__Written problem__:
Output all records precisely as written.

__Extracted data entries__:
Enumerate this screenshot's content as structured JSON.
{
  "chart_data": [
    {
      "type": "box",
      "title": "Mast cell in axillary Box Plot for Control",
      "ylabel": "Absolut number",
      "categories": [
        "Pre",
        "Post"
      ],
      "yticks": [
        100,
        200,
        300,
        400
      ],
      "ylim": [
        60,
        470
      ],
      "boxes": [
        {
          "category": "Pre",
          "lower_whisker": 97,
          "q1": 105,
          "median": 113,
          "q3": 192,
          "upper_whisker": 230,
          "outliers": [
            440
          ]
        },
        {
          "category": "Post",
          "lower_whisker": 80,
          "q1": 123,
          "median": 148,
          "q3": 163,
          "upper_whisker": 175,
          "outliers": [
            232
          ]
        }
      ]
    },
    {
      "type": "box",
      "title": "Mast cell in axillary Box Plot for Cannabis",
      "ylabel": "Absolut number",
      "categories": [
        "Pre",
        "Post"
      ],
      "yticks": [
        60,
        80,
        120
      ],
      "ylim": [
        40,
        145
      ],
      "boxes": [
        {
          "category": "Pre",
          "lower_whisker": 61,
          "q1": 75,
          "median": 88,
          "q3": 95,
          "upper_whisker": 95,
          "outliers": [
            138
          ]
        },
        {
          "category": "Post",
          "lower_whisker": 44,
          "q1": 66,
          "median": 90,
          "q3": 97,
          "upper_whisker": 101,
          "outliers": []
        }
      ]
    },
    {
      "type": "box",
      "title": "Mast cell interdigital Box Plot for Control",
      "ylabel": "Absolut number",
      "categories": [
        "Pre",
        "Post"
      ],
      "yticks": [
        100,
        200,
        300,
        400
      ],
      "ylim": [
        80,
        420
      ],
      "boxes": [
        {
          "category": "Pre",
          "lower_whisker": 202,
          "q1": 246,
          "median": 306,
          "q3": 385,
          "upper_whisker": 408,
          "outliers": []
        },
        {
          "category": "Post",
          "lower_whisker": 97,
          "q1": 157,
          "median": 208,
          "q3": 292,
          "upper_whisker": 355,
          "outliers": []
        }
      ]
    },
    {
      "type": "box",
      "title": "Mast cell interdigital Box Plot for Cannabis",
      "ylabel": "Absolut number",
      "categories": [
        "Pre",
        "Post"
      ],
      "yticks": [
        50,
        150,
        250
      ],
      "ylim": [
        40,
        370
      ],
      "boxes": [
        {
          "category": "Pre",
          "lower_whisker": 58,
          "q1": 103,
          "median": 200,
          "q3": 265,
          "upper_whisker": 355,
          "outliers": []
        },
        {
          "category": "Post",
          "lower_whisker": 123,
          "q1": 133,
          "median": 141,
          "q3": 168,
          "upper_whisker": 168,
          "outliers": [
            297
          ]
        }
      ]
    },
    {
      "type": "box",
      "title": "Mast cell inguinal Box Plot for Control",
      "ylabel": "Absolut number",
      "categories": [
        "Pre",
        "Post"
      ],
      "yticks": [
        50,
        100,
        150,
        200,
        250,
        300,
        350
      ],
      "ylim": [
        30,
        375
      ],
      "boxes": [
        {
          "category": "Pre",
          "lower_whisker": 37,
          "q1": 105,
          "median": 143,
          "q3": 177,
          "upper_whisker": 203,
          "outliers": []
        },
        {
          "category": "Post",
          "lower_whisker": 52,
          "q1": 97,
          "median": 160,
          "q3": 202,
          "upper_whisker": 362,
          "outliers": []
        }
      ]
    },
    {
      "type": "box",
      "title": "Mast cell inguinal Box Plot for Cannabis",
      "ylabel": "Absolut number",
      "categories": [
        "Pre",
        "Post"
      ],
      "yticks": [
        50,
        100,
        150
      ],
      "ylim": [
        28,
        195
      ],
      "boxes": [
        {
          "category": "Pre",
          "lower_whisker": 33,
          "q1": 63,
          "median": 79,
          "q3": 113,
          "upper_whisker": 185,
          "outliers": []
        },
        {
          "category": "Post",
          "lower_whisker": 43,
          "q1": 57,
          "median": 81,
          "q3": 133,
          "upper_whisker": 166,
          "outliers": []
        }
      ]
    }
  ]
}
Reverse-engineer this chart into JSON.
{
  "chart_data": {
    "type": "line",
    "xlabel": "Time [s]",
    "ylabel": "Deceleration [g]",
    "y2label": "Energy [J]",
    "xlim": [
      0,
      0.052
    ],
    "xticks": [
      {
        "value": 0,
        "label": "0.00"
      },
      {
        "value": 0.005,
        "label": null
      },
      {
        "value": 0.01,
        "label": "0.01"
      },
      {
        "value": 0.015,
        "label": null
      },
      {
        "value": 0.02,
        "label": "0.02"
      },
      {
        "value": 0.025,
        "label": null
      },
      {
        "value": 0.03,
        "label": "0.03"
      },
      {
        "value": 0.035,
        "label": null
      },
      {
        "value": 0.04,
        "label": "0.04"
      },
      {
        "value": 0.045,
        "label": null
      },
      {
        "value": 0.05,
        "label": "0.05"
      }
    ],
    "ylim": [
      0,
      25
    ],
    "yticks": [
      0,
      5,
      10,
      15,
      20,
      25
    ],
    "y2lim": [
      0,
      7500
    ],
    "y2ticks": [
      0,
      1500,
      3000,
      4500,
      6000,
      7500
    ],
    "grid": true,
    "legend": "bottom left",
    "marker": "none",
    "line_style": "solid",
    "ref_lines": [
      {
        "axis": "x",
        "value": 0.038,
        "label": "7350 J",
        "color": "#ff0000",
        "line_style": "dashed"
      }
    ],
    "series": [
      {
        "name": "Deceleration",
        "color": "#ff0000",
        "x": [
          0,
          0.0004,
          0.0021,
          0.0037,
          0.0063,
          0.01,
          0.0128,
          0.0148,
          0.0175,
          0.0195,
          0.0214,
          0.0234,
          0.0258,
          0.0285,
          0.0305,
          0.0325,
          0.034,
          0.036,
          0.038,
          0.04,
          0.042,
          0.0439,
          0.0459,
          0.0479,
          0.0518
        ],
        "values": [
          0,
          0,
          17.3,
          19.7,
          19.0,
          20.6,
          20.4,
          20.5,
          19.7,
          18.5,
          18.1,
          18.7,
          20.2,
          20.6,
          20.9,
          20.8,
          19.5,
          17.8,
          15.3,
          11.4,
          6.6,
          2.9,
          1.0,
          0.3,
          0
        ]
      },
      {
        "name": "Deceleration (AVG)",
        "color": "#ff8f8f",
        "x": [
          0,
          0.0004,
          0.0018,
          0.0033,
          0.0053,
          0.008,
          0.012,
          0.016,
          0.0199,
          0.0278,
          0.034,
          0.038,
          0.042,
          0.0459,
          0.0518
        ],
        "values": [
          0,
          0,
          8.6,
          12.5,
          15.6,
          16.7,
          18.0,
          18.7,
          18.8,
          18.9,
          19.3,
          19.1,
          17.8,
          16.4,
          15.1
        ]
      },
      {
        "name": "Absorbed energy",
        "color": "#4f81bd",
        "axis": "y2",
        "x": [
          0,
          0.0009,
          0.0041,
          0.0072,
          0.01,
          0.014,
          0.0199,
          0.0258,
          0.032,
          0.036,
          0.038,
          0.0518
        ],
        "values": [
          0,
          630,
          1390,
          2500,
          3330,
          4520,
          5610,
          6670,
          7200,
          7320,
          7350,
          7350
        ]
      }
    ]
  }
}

__Exercise result__:
Enumerate this screenshot's content as structured JSON.
{
  "chart_data": [
    {
      "type": "box",
      "title": "Mast cell in axillary Box Plot for Control",
      "ylabel": "Absolut number",
      "categories": [
        "Pre",
        "Post"
      ],
      "yticks": [
        100,
        200,
        300,
        400
      ],
      "ylim": [
        60,
        470
      ],
      "boxes": [
        {
          "category": "Pre",
          "lower_whisker": 97,
          "q1": 105,
          "median": 113,
          "q3": 192,
          "upper_whisker": 230,
          "outliers": [
            440
          ]
        },
        {
          "category": "Post",
          "lower_whisker": 80,
          "q1": 123,
          "median": 148,
          "q3": 163,
          "upper_whisker": 175,
          "outliers": [
            232
          ]
        }
      ]
    },
    {
      "type": "box",
      "title": "Mast cell in axillary Box Plot for Cannabis",
      "ylabel": "Absolut number",
      "categories": [
        "Pre",
        "Post"
      ],
      "yticks": [
        60,
        80,
        120
      ],
      "ylim": [
        40,
        145
      ],
      "boxes": [
        {
          "category": "Pre",
          "lower_whisker": 61,
          "q1": 75,
          "median": 88,
          "q3": 95,
          "upper_whisker": 95,
          "outliers": [
            138
          ]
        },
        {
          "category": "Post",
          "lower_whisker": 44,
          "q1": 66,
          "median": 90,
          "q3": 97,
          "upper_whisker": 101,
          "outliers": []
        }
      ]
    },
    {
      "type": "box",
      "title": "Mast cell interdigital Box Plot for Control",
      "ylabel": "Absolut number",
      "categories": [
        "Pre",
        "Post"
      ],
      "yticks": [
        100,
        200,
        300,
        400
      ],
      "ylim": [
        80,
        420
      ],
      "boxes": [
        {
          "category": "Pre",
          "lower_whisker": 202,
          "q1": 246,
          "median": 306,
          "q3": 385,
          "upper_whisker": 408,
          "outliers": []
        },
        {
          "category": "Post",
          "lower_whisker": 97,
          "q1": 157,
          "median": 208,
          "q3": 292,
          "upper_whisker": 355,
          "outliers": []
        }
      ]
    },
    {
      "type": "box",
      "title": "Mast cell interdigital Box Plot for Cannabis",
      "ylabel": "Absolut number",
      "categories": [
        "Pre",
        "Post"
      ],
      "yticks": [
        50,
        150,
        250
      ],
      "ylim": [
        40,
        370
      ],
      "boxes": [
        {
          "category": "Pre",
          "lower_whisker": 58,
          "q1": 103,
          "median": 200,
          "q3": 265,
          "upper_whisker": 355,
          "outliers": []
        },
        {
          "category": "Post",
          "lower_whisker": 123,
          "q1": 133,
          "median": 141,
          "q3": 168,
          "upper_whisker": 168,
          "outliers": [
            297
          ]
        }
      ]
    },
    {
      "type": "box",
      "title": "Mast cell inguinal Box Plot for Control",
      "ylabel": "Absolut number",
      "categories": [
        "Pre",
        "Post"
      ],
      "yticks": [
        50,
        100,
        150,
        200,
        250,
        300,
        350
      ],
      "ylim": [
        30,
        375
      ],
      "boxes": [
        {
          "category": "Pre",
          "lower_whisker": 37,
          "q1": 105,
          "median": 143,
          "q3": 177,
          "upper_whisker": 203,
          "outliers": []
        },
        {
          "category": "Post",
          "lower_whisker": 52,
          "q1": 97,
          "median": 160,
          "q3": 202,
          "upper_whisker": 362,
          "outliers": []
        }
      ]
    },
    {
      "type": "box",
      "title": "Mast cell inguinal Box Plot for Cannabis",
      "ylabel": "Absolut number",
      "categories": [
        "Pre",
        "Post"
      ],
      "yticks": [
        50,
        100,
        150
      ],
      "ylim": [
        28,
        195
      ],
      "boxes": [
        {
          "category": "Pre",
          "lower_whisker": 33,
          "q1": 63,
          "median": 79,
          "q3": 113,
          "upper_whisker": 185,
          "outliers": []
        },
        {
          "category": "Post",
          "lower_whisker": 43,
          "q1": 57,
          "median": 81,
          "q3": 133,
          "upper_whisker": 166,
          "outliers": []
        }
      ]
    }
  ]
}
Reverse-engineer this chart into JSON.
{
  "chart_data": {
    "type": "line",
    "xlabel": "Time [s]",
    "ylabel": "Deceleration [g]",
    "y2label": "Energy [J]",
    "xlim": [
      0,
      0.052
    ],
    "xticks": [
      {
        "value": 0,
        "label": "0.00"
      },
      {
        "value": 0.005,
        "label": null
      },
      {
        "value": 0.01,
        "label": "0.01"
      },
      {
        "value": 0.015,
        "label": null
      },
      {
        "value": 0.02,
        "label": "0.02"
      },
      {
        "value": 0.025,
        "label": null
      },
      {
        "value": 0.03,
        "label": "0.03"
      },
      {
        "value": 0.035,
        "label": null
      },
      {
        "value": 0.04,
        "label": "0.04"
      },
      {
        "value": 0.045,
        "label": null
      },
      {
        "value": 0.05,
        "label": "0.05"
      }
    ],
    "ylim": [
      0,
      25
    ],
    "yticks": [
      0,
      5,
      10,
      15,
      20,
      25
    ],
    "y2lim": [
      0,
      7500
    ],
    "y2ticks": [
      0,
      1500,
      3000,
      4500,
      6000,
      7500
    ],
    "grid": true,
    "legend": "bottom left",
    "marker": "none",
    "line_style": "solid",
    "ref_lines": [
      {
        "axis": "x",
        "value": 0.038,
        "label": "7350 J",
        "color": "#ff0000",
        "line_style": "dashed"
      }
    ],
    "series": [
      {
        "name": "Deceleration",
        "color": "#ff0000",
        "x": [
          0,
          0.0004,
          0.0021,
          0.0037,
          0.0063,
          0.01,
          0.0128,
          0.0148,
          0.0175,
          0.0195,
          0.0214,
          0.0234,
          0.0258,
          0.0285,
          0.0305,
          0.0325,
          0.034,
          0.036,
          0.038,
          0.04,
          0.042,
          0.0439,
          0.0459,
          0.0479,
          0.0518
        ],
        "values": [
          0,
          0,
          17.3,
          19.7,
          19.0,
          20.6,
          20.4,
          20.5,
          19.7,
          18.5,
          18.1,
          18.7,
          20.2,
          20.6,
          20.9,
          20.8,
          19.5,
          17.8,
          15.3,
          11.4,
          6.6,
          2.9,
          1.0,
          0.3,
          0
        ]
      },
      {
        "name": "Deceleration (AVG)",
        "color": "#ff8f8f",
        "x": [
          0,
          0.0004,
          0.0018,
          0.0033,
          0.0053,
          0.008,
          0.012,
          0.016,
          0.0199,
          0.0278,
          0.034,
          0.038,
          0.042,
          0.0459,
          0.0518
        ],
        "values": [
          0,
          0,
          8.6,
          12.5,
          15.6,
          16.7,
          18.0,
          18.7,
          18.8,
          18.9,
          19.3,
          19.1,
          17.8,
          16.4,
          15.1
        ]
      },
      {
        "name": "Absorbed energy",
        "color": "#4f81bd",
        "axis": "y2",
        "x": [
          0,
          0.0009,
          0.0041,
          0.0072,
          0.01,
          0.014,
          0.0199,
          0.0258,
          0.032,
          0.036,
          0.038,
          0.0518
        ],
        "values": [
          0,
          630,
          1390,
          2500,
          3330,
          4520,
          5610,
          6670,
          7200,
          7320,
          7350,
          7350
        ]
      }
    ]
  }
}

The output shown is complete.